▸ Material supplied
·····

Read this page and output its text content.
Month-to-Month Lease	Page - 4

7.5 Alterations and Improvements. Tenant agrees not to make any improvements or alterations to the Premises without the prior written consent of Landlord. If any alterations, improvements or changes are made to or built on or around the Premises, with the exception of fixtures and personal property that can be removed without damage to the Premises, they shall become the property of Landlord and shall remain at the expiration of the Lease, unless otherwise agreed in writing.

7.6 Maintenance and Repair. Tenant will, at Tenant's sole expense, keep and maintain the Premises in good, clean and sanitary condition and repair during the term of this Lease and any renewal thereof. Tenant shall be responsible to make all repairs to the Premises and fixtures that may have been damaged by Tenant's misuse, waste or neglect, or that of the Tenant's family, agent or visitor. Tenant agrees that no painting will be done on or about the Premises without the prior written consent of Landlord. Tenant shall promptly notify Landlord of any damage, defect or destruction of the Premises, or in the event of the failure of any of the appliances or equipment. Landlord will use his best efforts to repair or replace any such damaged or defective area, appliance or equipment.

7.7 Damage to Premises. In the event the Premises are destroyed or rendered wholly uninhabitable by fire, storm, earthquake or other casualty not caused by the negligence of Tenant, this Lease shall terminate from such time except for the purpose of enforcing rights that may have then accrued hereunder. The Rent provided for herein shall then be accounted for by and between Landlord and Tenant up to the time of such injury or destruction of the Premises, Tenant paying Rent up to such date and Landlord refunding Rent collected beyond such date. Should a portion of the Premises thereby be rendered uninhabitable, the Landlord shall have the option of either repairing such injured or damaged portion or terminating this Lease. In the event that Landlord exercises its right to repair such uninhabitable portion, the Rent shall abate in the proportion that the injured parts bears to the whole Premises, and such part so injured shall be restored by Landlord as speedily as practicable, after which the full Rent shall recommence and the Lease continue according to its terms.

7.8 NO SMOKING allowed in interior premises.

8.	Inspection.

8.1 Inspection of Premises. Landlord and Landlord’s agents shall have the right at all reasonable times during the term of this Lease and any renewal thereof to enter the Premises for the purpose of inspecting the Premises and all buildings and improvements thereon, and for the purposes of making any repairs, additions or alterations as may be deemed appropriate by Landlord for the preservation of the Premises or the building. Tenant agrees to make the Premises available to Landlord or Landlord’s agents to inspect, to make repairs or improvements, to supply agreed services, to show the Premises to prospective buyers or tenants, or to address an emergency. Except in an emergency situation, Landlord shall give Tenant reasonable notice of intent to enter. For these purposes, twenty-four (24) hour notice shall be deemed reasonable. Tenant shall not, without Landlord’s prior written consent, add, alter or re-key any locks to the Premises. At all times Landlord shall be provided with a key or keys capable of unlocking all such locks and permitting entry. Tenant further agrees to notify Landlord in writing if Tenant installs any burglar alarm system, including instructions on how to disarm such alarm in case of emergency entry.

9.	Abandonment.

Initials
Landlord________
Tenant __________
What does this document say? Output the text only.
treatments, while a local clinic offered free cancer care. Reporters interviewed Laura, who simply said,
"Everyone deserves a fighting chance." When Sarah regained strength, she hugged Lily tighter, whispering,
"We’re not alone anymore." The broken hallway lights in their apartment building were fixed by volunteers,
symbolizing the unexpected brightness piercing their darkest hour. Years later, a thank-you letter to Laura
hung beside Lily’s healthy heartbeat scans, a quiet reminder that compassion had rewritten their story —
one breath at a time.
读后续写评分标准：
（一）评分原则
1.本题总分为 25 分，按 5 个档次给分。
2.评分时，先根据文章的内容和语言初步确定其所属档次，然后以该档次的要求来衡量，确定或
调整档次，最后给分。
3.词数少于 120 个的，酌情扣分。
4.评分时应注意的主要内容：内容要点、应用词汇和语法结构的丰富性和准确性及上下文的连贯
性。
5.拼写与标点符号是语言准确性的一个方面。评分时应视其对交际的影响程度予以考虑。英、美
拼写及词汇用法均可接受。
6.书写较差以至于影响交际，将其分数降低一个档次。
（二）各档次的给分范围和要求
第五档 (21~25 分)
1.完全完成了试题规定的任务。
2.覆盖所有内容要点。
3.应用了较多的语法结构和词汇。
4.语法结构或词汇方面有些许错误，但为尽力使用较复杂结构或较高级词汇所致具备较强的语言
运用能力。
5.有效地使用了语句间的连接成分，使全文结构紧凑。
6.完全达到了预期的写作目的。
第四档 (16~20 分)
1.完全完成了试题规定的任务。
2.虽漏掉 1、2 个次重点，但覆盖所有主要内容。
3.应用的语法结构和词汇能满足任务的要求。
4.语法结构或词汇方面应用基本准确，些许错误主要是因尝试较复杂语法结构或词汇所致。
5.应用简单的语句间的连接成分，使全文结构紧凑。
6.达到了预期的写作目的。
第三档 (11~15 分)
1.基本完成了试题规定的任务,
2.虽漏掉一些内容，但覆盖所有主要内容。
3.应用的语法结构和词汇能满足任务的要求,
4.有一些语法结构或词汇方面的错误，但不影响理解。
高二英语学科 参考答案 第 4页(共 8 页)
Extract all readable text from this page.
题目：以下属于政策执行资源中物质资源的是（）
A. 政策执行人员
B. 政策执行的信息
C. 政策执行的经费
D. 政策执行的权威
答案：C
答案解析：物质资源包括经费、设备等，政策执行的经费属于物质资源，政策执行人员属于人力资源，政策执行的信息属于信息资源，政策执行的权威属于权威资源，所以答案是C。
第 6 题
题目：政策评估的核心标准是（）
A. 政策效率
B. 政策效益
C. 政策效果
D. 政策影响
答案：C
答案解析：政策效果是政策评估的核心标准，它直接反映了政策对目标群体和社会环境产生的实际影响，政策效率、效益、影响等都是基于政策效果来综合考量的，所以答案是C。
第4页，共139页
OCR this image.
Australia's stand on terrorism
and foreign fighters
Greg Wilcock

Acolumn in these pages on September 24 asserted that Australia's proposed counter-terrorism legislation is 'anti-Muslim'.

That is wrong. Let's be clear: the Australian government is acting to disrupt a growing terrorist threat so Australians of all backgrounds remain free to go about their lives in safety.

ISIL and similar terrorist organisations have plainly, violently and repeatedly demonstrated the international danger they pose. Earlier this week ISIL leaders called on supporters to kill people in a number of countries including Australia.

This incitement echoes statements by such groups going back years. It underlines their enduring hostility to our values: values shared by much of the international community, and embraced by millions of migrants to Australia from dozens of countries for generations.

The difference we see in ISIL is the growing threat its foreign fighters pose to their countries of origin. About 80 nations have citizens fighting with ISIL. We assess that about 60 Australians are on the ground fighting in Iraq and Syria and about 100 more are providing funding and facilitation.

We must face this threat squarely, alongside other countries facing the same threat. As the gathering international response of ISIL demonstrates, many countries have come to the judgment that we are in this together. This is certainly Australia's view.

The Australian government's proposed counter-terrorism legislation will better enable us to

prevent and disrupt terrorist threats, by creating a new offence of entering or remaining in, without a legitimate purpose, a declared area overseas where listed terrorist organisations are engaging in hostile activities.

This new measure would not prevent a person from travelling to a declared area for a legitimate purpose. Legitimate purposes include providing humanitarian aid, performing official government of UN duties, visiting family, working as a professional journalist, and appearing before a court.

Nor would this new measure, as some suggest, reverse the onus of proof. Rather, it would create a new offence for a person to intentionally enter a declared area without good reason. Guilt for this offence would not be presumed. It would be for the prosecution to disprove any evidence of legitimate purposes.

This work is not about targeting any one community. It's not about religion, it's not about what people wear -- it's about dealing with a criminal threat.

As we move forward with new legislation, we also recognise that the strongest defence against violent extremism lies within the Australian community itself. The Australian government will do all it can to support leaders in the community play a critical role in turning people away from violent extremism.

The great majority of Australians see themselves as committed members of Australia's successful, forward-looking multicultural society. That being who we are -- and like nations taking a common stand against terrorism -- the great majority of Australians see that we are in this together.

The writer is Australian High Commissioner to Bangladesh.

·····

▸ Requirements
Repeat all the entries word for word.

▸ Answer to this exercise
Read this page and output its text content.
Month-to-Month Lease	Page - 4

7.5 Alterations and Improvements. Tenant agrees not to make any improvements or alterations to the Premises without the prior written consent of Landlord. If any alterations, improvements or changes are made to or built on or around the Premises, with the exception of fixtures and personal property that can be removed without damage to the Premises, they shall become the property of Landlord and shall remain at the expiration of the Lease, unless otherwise agreed in writing.

7.6 Maintenance and Repair. Tenant will, at Tenant's sole expense, keep and maintain the Premises in good, clean and sanitary condition and repair during the term of this Lease and any renewal thereof. Tenant shall be responsible to make all repairs to the Premises and fixtures that may have been damaged by Tenant's misuse, waste or neglect, or that of the Tenant's family, agent or visitor. Tenant agrees that no painting will be done on or about the Premises without the prior written consent of Landlord. Tenant shall promptly notify Landlord of any damage, defect or destruction of the Premises, or in the event of the failure of any of the appliances or equipment. Landlord will use his best efforts to repair or replace any such damaged or defective area, appliance or equipment.

7.7 Damage to Premises. In the event the Premises are destroyed or rendered wholly uninhabitable by fire, storm, earthquake or other casualty not caused by the negligence of Tenant, this Lease shall terminate from such time except for the purpose of enforcing rights that may have then accrued hereunder. The Rent provided for herein shall then be accounted for by and between Landlord and Tenant up to the time of such injury or destruction of the Premises, Tenant paying Rent up to such date and Landlord refunding Rent collected beyond such date. Should a portion of the Premises thereby be rendered uninhabitable, the Landlord shall have the option of either repairing such injured or damaged portion or terminating this Lease. In the event that Landlord exercises its right to repair such uninhabitable portion, the Rent shall abate in the proportion that the injured parts bears to the whole Premises, and such part so injured shall be restored by Landlord as speedily as practicable, after which the full Rent shall recommence and the Lease continue according to its terms.

7.8 NO SMOKING allowed in interior premises.

8.	Inspection.

8.1 Inspection of Premises. Landlord and Landlord’s agents shall have the right at all reasonable times during the term of this Lease and any renewal thereof to enter the Premises for the purpose of inspecting the Premises and all buildings and improvements thereon, and for the purposes of making any repairs, additions or alterations as may be deemed appropriate by Landlord for the preservation of the Premises or the building. Tenant agrees to make the Premises available to Landlord or Landlord’s agents to inspect, to make repairs or improvements, to supply agreed services, to show the Premises to prospective buyers or tenants, or to address an emergency. Except in an emergency situation, Landlord shall give Tenant reasonable notice of intent to enter. For these purposes, twenty-four (24) hour notice shall be deemed reasonable. Tenant shall not, without Landlord’s prior written consent, add, alter or re-key any locks to the Premises. At all times Landlord shall be provided with a key or keys capable of unlocking all such locks and permitting entry. Tenant further agrees to notify Landlord in writing if Tenant installs any burglar alarm system, including instructions on how to disarm such alarm in case of emergency entry.

9.	Abandonment.

Initials
Landlord________
Tenant __________
What does this document say? Output the text only.
treatments, while a local clinic offered free cancer care. Reporters interviewed Laura, who simply said,
"Everyone deserves a fighting chance." When Sarah regained strength, she hugged Lily tighter, whispering,
"We’re not alone anymore." The broken hallway lights in their apartment building were fixed by volunteers,
symbolizing the unexpected brightness piercing their darkest hour. Years later, a thank-you letter to Laura
hung beside Lily’s healthy heartbeat scans, a quiet reminder that compassion had rewritten their story —
one breath at a time.
读后续写评分标准：
（一）评分原则
1.本题总分为 25 分，按 5 个档次给分。
2.评分时，先根据文章的内容和语言初步确定其所属档次，然后以该档次的要求来衡量，确定或
调整档次，最后给分。
3.词数少于 120 个的，酌情扣分。
4.评分时应注意的主要内容：内容要点、应用词汇和语法结构的丰富性和准确性及上下文的连贯
性。
5.拼写与标点符号是语言准确性的一个方面。评分时应视其对交际的影响程度予以考虑。英、美
拼写及词汇用法均可接受。
6.书写较差以至于影响交际，将其分数降低一个档次。
（二）各档次的给分范围和要求
第五档 (21~25 分)
1.完全完成了试题规定的任务。
2.覆盖所有内容要点。
3.应用了较多的语法结构和词汇。
4.语法结构或词汇方面有些许错误，但为尽力使用较复杂结构或较高级词汇所致具备较强的语言
运用能力。
5.有效地使用了语句间的连接成分，使全文结构紧凑。
6.完全达到了预期的写作目的。
第四档 (16~20 分)
1.完全完成了试题规定的任务。
2.虽漏掉 1、2 个次重点，但覆盖所有主要内容。
3.应用的语法结构和词汇能满足任务的要求。
4.语法结构或词汇方面应用基本准确，些许错误主要是因尝试较复杂语法结构或词汇所致。
5.应用简单的语句间的连接成分，使全文结构紧凑。
6.达到了预期的写作目的。
第三档 (11~15 分)
1.基本完成了试题规定的任务,
2.虽漏掉一些内容，但覆盖所有主要内容。
3.应用的语法结构和词汇能满足任务的要求,
4.有一些语法结构或词汇方面的错误，但不影响理解。
高二英语学科 参考答案 第 4页(共 8 页)
Extract all readable text from this page.
题目：以下属于政策执行资源中物质资源的是（）
A. 政策执行人员
B. 政策执行的信息
C. 政策执行的经费
D. 政策执行的权威
答案：C
答案解析：物质资源包括经费、设备等，政策执行的经费属于物质资源，政策执行人员属于人力资源，政策执行的信息属于信息资源，政策执行的权威属于权威资源，所以答案是C。
第 6 题
题目：政策评估的核心标准是（）
A. 政策效率
B. 政策效益
C. 政策效果
D. 政策影响
答案：C
答案解析：政策效果是政策评估的核心标准，它直接反映了政策对目标群体和社会环境产生的实际影响，政策效率、效益、影响等都是基于政策效果来综合考量的，所以答案是C。
第4页，共139页
OCR this image.
Australia's stand on terrorism
and foreign fighters
Greg Wilcock

Acolumn in these pages on September 24 asserted that Australia's proposed counter-terrorism legislation is 'anti-Muslim'.

That is wrong. Let's be clear: the Australian government is acting to disrupt a growing terrorist threat so Australians of all backgrounds remain free to go about their lives in safety.

ISIL and similar terrorist organisations have plainly, violently and repeatedly demonstrated the international danger they pose. Earlier this week ISIL leaders called on supporters to kill people in a number of countries including Australia.

This incitement echoes statements by such groups going back years. It underlines their enduring hostility to our values: values shared by much of the international community, and embraced by millions of migrants to Australia from dozens of countries for generations.

The difference we see in ISIL is the growing threat its foreign fighters pose to their countries of origin. About 80 nations have citizens fighting with ISIL. We assess that about 60 Australians are on the ground fighting in Iraq and Syria and about 100 more are providing funding and facilitation.

We must face this threat squarely, alongside other countries facing the same threat. As the gathering international response of ISIL demonstrates, many countries have come to the judgment that we are in this together. This is certainly Australia's view.

The Australian government's proposed counter-terrorism legislation will better enable us to

prevent and disrupt terrorist threats, by creating a new offence of entering or remaining in, without a legitimate purpose, a declared area overseas where listed terrorist organisations are engaging in hostile activities.

This new measure would not prevent a person from travelling to a declared area for a legitimate purpose. Legitimate purposes include providing humanitarian aid, performing official government of UN duties, visiting family, working as a professional journalist, and appearing before a court.

Nor would this new measure, as some suggest, reverse the onus of proof. Rather, it would create a new offence for a person to intentionally enter a declared area without good reason. Guilt for this offence would not be presumed. It would be for the prosecution to disprove any evidence of legitimate purposes.

This work is not about targeting any one community. It's not about religion, it's not about what people wear -- it's about dealing with a criminal threat.

As we move forward with new legislation, we also recognise that the strongest defence against violent extremism lies within the Australian community itself. The Australian government will do all it can to support leaders in the community play a critical role in turning people away from violent extremism.

The great majority of Australians see themselves as committed members of Australia's successful, forward-looking multicultural society. That being who we are -- and like nations taking a common stand against terrorism -- the great majority of Australians see that we are in this together.

The writer is Australian High Commissioner to Bangladesh.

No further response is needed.